**Exercise instructions**
Gather the lines from the material that contain "JSON".

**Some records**

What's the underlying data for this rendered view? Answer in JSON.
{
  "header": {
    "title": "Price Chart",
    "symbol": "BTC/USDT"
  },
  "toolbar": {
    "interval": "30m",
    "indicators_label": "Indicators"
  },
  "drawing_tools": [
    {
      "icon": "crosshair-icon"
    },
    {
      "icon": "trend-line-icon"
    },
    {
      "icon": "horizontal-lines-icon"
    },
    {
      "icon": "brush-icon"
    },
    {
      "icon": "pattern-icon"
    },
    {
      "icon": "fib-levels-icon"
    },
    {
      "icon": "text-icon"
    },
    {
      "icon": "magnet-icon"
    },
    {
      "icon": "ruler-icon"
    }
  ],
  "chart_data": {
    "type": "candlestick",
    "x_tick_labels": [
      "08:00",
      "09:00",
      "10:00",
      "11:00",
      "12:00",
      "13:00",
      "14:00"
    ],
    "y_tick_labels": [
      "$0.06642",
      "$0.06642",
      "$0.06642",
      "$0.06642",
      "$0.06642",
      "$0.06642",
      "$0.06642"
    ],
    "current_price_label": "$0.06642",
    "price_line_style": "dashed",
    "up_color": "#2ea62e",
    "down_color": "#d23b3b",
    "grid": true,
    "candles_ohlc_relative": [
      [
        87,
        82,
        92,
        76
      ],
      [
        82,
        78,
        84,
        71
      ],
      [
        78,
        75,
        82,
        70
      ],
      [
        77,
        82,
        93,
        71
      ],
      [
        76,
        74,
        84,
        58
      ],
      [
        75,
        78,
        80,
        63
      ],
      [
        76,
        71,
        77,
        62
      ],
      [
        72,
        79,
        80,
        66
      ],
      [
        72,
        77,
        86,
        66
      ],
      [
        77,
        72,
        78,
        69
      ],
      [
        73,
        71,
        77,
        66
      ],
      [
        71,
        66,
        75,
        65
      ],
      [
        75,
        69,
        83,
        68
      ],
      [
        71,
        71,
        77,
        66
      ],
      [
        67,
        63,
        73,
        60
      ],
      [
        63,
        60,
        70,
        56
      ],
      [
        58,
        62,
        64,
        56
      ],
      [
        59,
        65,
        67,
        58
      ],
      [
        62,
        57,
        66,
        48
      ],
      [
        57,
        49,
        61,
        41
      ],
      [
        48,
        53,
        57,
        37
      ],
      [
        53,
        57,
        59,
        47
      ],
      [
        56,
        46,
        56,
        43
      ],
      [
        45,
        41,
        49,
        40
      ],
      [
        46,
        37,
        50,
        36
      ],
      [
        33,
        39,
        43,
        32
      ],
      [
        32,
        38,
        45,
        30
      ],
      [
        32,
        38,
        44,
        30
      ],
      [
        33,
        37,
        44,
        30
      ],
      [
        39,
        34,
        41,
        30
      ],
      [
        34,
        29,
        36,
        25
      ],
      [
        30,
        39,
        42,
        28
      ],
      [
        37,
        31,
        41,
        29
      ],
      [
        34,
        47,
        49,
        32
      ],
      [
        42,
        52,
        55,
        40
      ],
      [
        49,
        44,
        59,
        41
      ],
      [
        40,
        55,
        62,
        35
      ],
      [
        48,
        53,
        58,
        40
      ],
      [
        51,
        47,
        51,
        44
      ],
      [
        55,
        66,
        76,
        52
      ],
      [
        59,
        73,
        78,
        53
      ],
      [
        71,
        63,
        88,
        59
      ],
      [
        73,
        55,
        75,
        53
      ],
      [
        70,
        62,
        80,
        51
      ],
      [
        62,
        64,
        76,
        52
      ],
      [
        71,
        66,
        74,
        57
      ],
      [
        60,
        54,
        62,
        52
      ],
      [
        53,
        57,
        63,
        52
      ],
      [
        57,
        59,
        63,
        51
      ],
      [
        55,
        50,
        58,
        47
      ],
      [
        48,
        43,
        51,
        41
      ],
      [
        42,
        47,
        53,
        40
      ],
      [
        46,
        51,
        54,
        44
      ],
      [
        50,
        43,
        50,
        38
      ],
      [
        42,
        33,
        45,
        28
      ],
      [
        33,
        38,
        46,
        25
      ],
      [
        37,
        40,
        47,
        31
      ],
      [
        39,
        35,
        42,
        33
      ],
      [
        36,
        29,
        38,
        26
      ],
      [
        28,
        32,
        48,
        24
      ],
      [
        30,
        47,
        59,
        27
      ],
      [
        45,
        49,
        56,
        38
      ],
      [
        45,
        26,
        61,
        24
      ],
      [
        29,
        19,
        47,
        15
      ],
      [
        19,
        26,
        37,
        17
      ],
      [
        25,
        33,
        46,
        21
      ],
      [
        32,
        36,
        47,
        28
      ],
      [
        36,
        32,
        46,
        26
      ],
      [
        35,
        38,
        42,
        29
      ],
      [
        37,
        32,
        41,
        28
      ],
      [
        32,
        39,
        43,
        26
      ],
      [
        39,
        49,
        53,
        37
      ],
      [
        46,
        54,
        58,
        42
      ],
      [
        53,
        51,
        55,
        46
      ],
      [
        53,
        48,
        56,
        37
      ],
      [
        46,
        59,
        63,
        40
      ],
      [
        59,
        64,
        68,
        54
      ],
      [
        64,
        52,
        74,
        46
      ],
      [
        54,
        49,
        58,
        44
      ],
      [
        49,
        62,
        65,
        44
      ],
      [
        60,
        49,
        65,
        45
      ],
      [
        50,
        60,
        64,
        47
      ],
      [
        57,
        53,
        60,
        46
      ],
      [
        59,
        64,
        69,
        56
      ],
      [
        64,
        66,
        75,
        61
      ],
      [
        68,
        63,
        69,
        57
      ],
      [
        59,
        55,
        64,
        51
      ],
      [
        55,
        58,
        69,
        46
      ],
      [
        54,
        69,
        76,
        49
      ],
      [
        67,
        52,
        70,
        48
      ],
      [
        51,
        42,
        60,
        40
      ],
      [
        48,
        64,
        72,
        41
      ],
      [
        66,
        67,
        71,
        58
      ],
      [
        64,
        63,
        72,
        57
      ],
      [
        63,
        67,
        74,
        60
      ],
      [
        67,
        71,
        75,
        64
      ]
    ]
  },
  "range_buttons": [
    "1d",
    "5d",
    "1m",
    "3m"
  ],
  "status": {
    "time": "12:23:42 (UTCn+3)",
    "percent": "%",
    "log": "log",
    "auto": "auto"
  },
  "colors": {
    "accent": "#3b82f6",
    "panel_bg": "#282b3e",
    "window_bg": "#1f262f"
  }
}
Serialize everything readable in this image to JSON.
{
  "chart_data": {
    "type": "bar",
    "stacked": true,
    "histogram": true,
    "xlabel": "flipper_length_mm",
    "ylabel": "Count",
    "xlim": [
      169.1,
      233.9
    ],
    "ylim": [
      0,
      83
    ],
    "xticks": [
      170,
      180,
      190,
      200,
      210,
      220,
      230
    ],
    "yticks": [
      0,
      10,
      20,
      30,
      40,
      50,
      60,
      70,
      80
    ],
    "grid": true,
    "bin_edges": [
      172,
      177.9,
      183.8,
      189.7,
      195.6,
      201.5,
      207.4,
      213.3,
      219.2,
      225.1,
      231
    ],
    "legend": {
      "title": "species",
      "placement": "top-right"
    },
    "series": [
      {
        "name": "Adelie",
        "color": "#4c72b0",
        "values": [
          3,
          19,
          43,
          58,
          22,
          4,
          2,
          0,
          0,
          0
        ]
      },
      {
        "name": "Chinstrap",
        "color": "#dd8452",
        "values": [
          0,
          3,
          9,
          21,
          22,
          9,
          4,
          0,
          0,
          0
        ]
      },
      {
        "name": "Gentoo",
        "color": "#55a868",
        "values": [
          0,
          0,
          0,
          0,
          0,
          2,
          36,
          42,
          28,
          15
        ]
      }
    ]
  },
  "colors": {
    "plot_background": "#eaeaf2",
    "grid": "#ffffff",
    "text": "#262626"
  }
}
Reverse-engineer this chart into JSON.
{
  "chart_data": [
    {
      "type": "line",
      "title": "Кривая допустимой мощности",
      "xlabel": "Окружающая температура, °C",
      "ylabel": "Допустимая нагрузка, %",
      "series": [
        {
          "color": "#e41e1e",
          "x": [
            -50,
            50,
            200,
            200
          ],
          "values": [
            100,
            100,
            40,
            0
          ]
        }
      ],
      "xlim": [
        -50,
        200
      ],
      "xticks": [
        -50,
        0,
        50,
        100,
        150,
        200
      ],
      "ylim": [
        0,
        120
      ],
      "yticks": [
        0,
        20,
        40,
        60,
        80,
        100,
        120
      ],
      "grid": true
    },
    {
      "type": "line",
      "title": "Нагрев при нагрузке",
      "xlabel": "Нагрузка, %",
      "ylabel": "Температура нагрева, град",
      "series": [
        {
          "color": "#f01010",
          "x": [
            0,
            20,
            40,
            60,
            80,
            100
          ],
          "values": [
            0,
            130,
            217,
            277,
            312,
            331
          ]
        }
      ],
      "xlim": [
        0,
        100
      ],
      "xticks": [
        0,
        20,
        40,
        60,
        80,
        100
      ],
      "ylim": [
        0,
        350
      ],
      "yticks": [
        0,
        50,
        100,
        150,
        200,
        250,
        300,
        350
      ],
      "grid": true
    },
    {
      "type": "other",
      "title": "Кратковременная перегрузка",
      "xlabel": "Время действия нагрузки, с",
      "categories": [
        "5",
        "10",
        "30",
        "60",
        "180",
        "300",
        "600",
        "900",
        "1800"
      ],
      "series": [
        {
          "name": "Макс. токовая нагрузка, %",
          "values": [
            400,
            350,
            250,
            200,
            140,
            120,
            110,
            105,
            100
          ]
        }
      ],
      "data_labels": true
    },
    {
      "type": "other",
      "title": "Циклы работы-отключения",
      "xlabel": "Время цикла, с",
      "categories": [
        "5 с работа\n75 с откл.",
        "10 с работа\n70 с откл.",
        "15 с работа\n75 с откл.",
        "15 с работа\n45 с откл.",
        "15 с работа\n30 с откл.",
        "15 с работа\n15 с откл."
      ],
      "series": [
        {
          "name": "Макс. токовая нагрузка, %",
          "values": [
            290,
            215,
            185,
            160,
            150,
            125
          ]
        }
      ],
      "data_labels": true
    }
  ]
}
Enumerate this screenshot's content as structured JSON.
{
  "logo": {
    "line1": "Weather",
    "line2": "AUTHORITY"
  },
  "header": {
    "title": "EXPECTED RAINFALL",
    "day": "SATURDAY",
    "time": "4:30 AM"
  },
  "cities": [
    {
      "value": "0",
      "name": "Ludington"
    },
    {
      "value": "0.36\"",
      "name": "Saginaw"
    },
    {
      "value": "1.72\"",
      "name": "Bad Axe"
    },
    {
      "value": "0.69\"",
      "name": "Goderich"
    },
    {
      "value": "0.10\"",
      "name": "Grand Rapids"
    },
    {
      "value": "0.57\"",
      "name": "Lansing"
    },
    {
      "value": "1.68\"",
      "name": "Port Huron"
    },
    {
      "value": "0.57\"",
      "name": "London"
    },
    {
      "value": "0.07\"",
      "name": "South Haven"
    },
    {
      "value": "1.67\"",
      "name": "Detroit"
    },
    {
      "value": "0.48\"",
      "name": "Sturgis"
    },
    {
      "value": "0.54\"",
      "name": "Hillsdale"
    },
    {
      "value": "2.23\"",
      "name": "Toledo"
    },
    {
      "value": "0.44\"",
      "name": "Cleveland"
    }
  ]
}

**Solution to this task**
What's the underlying data for this rendered view? Answer in JSON.
Serialize everything readable in this image to JSON.
Reverse-engineer this chart into JSON.
Enumerate this screenshot's content as structured JSON.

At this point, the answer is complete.